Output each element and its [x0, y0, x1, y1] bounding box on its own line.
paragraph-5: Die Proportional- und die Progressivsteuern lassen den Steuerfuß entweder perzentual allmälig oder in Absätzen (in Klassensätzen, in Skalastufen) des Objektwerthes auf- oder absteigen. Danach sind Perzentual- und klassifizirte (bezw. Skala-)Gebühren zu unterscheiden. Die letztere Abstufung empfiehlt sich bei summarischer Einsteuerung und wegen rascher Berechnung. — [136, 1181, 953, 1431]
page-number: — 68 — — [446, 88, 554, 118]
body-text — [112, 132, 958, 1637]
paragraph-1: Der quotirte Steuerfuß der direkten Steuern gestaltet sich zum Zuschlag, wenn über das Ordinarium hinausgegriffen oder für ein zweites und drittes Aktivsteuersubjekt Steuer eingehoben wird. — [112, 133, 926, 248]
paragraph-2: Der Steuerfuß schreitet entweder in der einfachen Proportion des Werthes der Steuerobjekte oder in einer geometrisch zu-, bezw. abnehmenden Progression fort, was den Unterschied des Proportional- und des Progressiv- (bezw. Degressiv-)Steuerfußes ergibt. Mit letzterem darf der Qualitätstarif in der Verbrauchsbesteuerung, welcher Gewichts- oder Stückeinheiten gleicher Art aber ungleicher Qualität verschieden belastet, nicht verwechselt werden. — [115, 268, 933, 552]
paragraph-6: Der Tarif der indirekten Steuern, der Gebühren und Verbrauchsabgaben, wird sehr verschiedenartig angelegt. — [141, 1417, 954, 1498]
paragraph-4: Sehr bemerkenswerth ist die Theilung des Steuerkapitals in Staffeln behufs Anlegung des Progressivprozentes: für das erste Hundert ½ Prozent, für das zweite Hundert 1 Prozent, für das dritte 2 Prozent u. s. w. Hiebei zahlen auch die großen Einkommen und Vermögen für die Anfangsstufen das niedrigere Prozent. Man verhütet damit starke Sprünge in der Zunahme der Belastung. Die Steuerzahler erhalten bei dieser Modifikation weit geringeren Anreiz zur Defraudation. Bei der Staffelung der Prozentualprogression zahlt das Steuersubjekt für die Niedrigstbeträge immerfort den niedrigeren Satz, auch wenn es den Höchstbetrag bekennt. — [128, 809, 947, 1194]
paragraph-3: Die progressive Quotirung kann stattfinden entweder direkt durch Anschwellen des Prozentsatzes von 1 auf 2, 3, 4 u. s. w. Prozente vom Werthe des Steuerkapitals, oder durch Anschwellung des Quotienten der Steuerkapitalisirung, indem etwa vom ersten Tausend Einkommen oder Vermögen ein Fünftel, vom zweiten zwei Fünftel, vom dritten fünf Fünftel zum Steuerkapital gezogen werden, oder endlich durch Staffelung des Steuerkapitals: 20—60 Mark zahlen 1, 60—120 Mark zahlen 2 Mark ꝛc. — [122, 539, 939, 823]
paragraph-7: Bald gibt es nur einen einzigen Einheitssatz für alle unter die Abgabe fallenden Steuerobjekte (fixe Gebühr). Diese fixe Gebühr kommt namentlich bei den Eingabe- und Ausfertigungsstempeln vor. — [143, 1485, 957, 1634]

____________________

WORK TO DO:
Can you reproduce every line of the records above verbatim, with nothing changed, added, or left out?

THE OUTPUT:
Output each element and its [x0, y0, x1, y1] bounding box on its own line.
paragraph-5: Die Proportional- und die Progressivsteuern lassen den Steuerfuß entweder perzentual allmälig oder in Absätzen (in Klassensätzen, in Skalastufen) des Objektwerthes auf- oder absteigen. Danach sind Perzentual- und klassifizirte (bezw. Skala-)Gebühren zu unterscheiden. Die letztere Abstufung empfiehlt sich bei summarischer Einsteuerung und wegen rascher Berechnung. — [136, 1181, 953, 1431]
page-number: — 68 — — [446, 88, 554, 118]
body-text — [112, 132, 958, 1637]
paragraph-1: Der quotirte Steuerfuß der direkten Steuern gestaltet sich zum Zuschlag, wenn über das Ordinarium hinausgegriffen oder für ein zweites und drittes Aktivsteuersubjekt Steuer eingehoben wird. — [112, 133, 926, 248]
paragraph-2: Der Steuerfuß schreitet entweder in der einfachen Proportion des Werthes der Steuerobjekte oder in einer geometrisch zu-, bezw. abnehmenden Progression fort, was den Unterschied des Proportional- und des Progressiv- (bezw. Degressiv-)Steuerfußes ergibt. Mit letzterem darf der Qualitätstarif in der Verbrauchsbesteuerung, welcher Gewichts- oder Stückeinheiten gleicher Art aber ungleicher Qualität verschieden belastet, nicht verwechselt werden. — [115, 268, 933, 552]
paragraph-6: Der Tarif der indirekten Steuern, der Gebühren und Verbrauchsabgaben, wird sehr verschiedenartig angelegt. — [141, 1417, 954, 1498]
paragraph-4: Sehr bemerkenswerth ist die Theilung des Steuerkapitals in Staffeln behufs Anlegung des Progressivprozentes: für das erste Hundert ½ Prozent, für das zweite Hundert 1 Prozent, für das dritte 2 Prozent u. s. w. Hiebei zahlen auch die großen Einkommen und Vermögen für die Anfangsstufen das niedrigere Prozent. Man verhütet damit starke Sprünge in der Zunahme der Belastung. Die Steuerzahler erhalten bei dieser Modifikation weit geringeren Anreiz zur Defraudation. Bei der Staffelung der Prozentualprogression zahlt das Steuersubjekt für die Niedrigstbeträge immerfort den niedrigeren Satz, auch wenn es den Höchstbetrag bekennt. — [128, 809, 947, 1194]
paragraph-3: Die progressive Quotirung kann stattfinden entweder direkt durch Anschwellen des Prozentsatzes von 1 auf 2, 3, 4 u. s. w. Prozente vom Werthe des Steuerkapitals, oder durch Anschwellung des Quotienten der Steuerkapitalisirung, indem etwa vom ersten Tausend Einkommen oder Vermögen ein Fünftel, vom zweiten zwei Fünftel, vom dritten fünf Fünftel zum Steuerkapital gezogen werden, oder endlich durch Staffelung des Steuerkapitals: 20—60 Mark zahlen 1, 60—120 Mark zahlen 2 Mark ꝛc. — [122, 539, 939, 823]
paragraph-7: Bald gibt es nur einen einzigen Einheitssatz für alle unter die Abgabe fallenden Steuerobjekte (fixe Gebühr). Diese fixe Gebühr kommt namentlich bei den Eingabe- und Ausfertigungsstempeln vor. — [143, 1485, 957, 1634]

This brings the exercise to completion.